▸ The problem
Copy each line in the data that includes the word "text".
### Records shown ###
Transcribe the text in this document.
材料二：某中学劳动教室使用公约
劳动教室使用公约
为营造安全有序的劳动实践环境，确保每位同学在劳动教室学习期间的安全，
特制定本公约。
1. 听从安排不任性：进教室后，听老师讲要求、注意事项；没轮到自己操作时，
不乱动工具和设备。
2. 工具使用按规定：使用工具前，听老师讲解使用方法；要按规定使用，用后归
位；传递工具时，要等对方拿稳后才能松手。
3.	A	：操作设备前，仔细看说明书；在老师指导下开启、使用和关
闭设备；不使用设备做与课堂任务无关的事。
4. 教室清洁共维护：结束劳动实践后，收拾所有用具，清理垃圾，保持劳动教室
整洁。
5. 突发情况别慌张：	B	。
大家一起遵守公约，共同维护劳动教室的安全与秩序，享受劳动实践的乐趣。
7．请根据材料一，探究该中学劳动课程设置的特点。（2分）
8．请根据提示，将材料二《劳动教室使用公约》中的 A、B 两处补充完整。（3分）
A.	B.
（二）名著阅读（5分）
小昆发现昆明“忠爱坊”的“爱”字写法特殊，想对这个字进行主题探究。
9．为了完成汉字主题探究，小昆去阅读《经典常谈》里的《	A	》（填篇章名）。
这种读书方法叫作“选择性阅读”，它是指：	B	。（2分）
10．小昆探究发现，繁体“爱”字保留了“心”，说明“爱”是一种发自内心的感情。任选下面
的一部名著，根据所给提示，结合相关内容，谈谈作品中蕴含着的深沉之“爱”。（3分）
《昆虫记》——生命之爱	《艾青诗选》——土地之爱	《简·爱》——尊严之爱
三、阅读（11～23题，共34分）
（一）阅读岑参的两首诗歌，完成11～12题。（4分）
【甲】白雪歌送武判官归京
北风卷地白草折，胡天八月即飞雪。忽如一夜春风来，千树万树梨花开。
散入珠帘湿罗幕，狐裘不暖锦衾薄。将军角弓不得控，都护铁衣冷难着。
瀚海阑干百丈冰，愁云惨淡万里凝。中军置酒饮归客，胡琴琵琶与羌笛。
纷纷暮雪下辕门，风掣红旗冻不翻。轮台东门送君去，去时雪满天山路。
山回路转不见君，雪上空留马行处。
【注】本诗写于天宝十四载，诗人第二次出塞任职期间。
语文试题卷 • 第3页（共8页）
###
### Records shown ###
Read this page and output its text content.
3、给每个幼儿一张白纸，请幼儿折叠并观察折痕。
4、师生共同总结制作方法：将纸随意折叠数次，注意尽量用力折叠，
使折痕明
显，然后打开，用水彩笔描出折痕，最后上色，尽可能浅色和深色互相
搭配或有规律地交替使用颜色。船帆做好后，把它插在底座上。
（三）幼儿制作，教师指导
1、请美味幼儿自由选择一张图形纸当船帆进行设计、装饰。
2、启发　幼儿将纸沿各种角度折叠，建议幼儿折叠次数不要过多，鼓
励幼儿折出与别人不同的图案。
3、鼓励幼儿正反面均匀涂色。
###
▸ Worked solution
Transcribe the text in this document.
Read this page and output its text content.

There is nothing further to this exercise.